** What you will do **
From the listing below, pull out the lines that hold "last".

** Data supplied **
---*---
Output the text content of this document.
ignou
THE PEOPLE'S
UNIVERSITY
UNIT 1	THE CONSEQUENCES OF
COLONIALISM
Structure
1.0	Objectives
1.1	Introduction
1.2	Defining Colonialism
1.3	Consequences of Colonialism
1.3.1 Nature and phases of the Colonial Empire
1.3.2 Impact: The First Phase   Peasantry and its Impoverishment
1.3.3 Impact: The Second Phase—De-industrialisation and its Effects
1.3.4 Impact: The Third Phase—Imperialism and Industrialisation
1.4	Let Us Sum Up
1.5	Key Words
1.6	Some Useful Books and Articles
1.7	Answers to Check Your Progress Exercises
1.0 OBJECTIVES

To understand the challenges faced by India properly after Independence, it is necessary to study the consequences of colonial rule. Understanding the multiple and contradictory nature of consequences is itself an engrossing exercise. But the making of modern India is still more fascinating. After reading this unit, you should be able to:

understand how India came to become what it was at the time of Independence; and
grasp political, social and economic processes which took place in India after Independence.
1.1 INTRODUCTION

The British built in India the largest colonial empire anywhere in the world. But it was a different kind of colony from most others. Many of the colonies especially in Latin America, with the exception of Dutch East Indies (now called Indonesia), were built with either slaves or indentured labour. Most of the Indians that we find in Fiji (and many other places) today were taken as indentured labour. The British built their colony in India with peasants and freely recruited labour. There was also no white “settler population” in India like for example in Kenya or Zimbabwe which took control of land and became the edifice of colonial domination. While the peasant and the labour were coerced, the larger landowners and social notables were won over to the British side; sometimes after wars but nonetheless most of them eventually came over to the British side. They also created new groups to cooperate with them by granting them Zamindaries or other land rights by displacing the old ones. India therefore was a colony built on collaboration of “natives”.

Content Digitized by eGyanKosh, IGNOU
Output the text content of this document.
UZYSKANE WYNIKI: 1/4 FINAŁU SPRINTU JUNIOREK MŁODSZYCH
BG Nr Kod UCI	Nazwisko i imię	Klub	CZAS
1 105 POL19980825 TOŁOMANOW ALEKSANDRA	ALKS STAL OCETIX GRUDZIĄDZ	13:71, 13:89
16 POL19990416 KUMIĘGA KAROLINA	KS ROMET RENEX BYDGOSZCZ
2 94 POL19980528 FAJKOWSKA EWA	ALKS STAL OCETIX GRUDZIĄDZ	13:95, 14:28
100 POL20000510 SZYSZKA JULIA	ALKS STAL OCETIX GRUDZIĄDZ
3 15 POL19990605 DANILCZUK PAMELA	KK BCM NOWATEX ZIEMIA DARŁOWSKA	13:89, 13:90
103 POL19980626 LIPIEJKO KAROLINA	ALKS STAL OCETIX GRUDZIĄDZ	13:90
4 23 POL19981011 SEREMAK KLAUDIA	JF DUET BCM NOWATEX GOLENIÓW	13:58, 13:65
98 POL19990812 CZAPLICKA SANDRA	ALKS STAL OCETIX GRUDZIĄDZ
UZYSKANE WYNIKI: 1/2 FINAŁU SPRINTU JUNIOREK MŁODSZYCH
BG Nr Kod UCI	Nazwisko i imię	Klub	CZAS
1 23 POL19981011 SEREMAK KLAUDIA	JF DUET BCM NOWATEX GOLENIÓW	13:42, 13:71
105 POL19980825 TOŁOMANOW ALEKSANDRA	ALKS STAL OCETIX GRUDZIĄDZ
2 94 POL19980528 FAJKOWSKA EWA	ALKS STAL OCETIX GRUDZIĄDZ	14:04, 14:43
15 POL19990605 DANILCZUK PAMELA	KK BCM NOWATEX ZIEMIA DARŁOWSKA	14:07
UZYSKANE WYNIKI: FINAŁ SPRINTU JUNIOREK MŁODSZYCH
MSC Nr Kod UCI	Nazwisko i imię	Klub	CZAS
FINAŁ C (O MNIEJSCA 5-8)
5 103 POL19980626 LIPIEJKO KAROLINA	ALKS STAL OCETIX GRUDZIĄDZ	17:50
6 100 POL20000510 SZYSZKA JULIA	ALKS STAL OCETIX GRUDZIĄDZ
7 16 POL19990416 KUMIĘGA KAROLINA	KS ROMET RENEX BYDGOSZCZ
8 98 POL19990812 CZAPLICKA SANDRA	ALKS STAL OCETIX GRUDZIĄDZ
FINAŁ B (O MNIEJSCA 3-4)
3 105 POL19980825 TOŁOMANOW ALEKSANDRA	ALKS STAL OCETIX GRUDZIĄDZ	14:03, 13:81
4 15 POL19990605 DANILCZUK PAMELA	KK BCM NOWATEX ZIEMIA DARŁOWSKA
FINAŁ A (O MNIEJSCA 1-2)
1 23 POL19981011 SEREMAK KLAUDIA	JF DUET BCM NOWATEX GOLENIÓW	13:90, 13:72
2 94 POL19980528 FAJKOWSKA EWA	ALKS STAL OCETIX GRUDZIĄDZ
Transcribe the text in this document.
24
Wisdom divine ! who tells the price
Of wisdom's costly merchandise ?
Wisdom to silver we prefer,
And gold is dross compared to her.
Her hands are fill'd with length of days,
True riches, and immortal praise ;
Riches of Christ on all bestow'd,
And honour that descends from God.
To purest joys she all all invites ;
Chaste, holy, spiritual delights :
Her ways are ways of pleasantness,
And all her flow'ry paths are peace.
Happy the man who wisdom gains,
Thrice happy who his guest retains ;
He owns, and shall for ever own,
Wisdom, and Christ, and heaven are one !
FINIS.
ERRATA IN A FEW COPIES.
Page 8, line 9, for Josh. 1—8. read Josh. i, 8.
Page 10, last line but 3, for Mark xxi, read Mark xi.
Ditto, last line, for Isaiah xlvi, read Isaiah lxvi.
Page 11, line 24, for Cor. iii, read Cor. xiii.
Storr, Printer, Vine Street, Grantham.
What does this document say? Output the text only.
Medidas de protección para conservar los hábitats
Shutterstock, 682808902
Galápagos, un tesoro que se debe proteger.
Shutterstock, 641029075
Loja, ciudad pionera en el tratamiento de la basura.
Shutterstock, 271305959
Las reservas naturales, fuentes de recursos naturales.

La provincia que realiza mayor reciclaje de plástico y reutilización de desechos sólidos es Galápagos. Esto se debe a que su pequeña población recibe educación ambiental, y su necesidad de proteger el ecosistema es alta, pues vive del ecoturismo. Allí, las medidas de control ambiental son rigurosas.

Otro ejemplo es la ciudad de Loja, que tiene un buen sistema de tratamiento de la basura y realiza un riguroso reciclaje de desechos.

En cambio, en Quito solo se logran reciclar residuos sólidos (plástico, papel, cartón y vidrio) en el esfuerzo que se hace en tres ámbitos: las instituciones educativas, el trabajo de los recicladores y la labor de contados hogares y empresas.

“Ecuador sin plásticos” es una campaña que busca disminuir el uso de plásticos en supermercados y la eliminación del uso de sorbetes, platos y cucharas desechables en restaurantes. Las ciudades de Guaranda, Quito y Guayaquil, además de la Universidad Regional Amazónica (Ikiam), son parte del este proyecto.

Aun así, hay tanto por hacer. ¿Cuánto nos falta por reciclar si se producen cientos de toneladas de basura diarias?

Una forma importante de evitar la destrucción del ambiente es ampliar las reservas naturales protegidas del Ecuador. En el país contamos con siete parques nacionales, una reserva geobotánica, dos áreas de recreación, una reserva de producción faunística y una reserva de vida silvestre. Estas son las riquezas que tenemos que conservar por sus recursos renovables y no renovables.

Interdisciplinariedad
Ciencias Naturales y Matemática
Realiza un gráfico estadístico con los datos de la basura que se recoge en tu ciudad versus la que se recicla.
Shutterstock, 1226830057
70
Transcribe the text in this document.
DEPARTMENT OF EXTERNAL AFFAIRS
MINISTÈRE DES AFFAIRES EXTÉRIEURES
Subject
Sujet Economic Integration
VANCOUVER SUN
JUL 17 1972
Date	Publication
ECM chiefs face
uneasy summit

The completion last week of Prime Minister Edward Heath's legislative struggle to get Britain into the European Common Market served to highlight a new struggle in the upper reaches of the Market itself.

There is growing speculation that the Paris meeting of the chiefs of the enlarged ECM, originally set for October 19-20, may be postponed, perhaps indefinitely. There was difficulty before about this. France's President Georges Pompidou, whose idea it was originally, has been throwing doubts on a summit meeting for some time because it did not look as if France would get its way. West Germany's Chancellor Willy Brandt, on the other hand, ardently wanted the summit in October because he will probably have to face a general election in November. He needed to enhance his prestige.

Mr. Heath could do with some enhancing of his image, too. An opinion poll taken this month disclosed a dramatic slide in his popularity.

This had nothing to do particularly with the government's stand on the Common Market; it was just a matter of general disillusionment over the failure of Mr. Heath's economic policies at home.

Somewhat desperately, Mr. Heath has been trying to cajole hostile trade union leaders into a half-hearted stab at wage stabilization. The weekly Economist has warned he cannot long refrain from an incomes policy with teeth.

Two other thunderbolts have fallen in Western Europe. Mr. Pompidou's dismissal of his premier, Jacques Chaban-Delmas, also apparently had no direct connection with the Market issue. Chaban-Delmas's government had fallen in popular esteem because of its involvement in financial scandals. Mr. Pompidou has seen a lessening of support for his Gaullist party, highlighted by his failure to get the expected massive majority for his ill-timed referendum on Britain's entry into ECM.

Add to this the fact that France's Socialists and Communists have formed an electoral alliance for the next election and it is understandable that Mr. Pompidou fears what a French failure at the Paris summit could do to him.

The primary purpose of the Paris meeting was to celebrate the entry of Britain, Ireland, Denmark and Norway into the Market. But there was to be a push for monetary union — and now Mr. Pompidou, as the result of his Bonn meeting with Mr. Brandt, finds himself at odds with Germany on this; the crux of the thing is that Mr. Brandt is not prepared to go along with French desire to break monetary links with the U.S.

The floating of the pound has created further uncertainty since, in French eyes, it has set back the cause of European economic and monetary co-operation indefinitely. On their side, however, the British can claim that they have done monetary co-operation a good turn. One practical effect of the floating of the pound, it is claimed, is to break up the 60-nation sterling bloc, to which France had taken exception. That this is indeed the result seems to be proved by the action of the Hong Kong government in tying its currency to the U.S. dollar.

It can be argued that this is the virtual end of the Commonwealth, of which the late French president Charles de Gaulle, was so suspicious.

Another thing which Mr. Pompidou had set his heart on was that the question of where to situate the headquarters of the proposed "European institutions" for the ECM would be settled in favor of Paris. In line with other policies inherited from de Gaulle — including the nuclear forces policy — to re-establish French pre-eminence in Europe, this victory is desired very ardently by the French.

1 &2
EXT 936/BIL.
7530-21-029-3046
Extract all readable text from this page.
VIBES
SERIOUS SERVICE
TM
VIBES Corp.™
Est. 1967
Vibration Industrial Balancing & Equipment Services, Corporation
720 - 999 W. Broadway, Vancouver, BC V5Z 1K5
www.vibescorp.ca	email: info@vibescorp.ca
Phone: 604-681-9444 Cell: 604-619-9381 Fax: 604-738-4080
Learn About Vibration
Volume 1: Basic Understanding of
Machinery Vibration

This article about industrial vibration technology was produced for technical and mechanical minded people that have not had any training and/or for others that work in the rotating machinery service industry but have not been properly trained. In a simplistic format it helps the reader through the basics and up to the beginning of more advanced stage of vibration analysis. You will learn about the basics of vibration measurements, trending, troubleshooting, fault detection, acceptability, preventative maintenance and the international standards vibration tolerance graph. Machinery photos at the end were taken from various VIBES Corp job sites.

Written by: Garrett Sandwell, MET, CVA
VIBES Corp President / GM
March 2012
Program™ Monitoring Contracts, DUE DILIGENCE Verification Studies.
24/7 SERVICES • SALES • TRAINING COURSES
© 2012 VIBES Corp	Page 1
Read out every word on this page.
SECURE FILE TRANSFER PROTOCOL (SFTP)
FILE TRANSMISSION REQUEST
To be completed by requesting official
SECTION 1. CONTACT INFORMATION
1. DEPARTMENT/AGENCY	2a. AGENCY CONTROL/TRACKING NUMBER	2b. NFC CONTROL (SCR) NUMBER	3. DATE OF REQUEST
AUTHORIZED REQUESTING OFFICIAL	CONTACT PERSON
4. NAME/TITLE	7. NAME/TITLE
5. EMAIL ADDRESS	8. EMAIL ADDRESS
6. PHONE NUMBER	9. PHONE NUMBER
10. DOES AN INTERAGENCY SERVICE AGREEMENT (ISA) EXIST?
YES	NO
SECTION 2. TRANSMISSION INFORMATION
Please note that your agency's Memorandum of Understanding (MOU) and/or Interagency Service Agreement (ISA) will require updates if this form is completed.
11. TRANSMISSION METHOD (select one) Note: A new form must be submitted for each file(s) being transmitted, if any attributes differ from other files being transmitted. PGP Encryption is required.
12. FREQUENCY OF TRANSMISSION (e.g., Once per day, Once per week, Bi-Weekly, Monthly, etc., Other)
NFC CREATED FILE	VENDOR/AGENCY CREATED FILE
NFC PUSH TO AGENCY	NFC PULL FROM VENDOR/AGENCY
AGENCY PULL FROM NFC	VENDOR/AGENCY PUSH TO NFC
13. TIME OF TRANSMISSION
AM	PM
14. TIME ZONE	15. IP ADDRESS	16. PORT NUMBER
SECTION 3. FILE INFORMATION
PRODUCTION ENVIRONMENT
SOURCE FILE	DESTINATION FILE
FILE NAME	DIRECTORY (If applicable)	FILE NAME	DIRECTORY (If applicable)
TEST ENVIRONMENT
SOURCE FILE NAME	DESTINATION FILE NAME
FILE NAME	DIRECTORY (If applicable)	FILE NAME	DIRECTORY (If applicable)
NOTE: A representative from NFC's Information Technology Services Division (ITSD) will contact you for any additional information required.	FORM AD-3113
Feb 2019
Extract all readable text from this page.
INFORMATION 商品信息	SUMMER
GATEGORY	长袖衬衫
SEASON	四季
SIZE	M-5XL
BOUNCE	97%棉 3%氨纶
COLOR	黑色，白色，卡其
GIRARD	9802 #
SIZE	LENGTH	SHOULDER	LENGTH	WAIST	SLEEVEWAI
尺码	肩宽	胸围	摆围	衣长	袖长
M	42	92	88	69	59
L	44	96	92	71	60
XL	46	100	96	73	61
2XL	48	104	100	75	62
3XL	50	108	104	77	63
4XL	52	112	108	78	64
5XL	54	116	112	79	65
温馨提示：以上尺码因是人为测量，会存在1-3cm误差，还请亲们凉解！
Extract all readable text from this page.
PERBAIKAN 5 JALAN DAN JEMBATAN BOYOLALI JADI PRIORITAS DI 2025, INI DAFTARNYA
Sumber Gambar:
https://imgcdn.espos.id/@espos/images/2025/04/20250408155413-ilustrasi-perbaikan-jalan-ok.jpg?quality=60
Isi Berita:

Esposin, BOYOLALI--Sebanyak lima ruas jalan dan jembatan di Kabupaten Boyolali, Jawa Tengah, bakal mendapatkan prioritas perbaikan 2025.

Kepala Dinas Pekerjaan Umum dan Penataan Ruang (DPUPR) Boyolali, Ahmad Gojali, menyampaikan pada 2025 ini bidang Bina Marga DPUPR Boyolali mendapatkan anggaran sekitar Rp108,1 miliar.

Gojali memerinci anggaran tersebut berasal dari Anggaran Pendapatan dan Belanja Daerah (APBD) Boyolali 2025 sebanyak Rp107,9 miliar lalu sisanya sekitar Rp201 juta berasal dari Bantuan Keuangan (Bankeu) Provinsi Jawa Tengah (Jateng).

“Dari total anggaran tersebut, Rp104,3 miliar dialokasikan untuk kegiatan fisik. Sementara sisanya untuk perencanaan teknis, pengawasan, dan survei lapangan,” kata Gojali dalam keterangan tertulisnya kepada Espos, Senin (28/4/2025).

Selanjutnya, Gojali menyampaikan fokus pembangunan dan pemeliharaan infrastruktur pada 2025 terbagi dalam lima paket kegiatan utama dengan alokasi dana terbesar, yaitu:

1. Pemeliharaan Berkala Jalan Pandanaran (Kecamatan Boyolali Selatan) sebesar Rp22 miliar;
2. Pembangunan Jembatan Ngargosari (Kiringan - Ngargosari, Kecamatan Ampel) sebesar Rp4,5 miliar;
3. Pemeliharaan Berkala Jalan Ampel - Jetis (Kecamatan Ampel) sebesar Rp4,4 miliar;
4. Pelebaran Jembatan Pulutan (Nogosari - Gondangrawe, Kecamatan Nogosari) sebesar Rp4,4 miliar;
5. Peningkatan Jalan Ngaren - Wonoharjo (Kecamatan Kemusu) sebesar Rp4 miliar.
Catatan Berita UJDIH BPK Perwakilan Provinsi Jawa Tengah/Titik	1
---*---
** Solution to the problem **
Page 10, last line but 3, for Mark xxi, read Mark xi.
Ditto, last line, for Isaiah xlvi, read Isaiah lxvi.
The completion last week of Prime Minister Edward Heath's legislative struggle to get Britain into the European Common Market served to highlight a new struggle in the upper reaches of the Market itself.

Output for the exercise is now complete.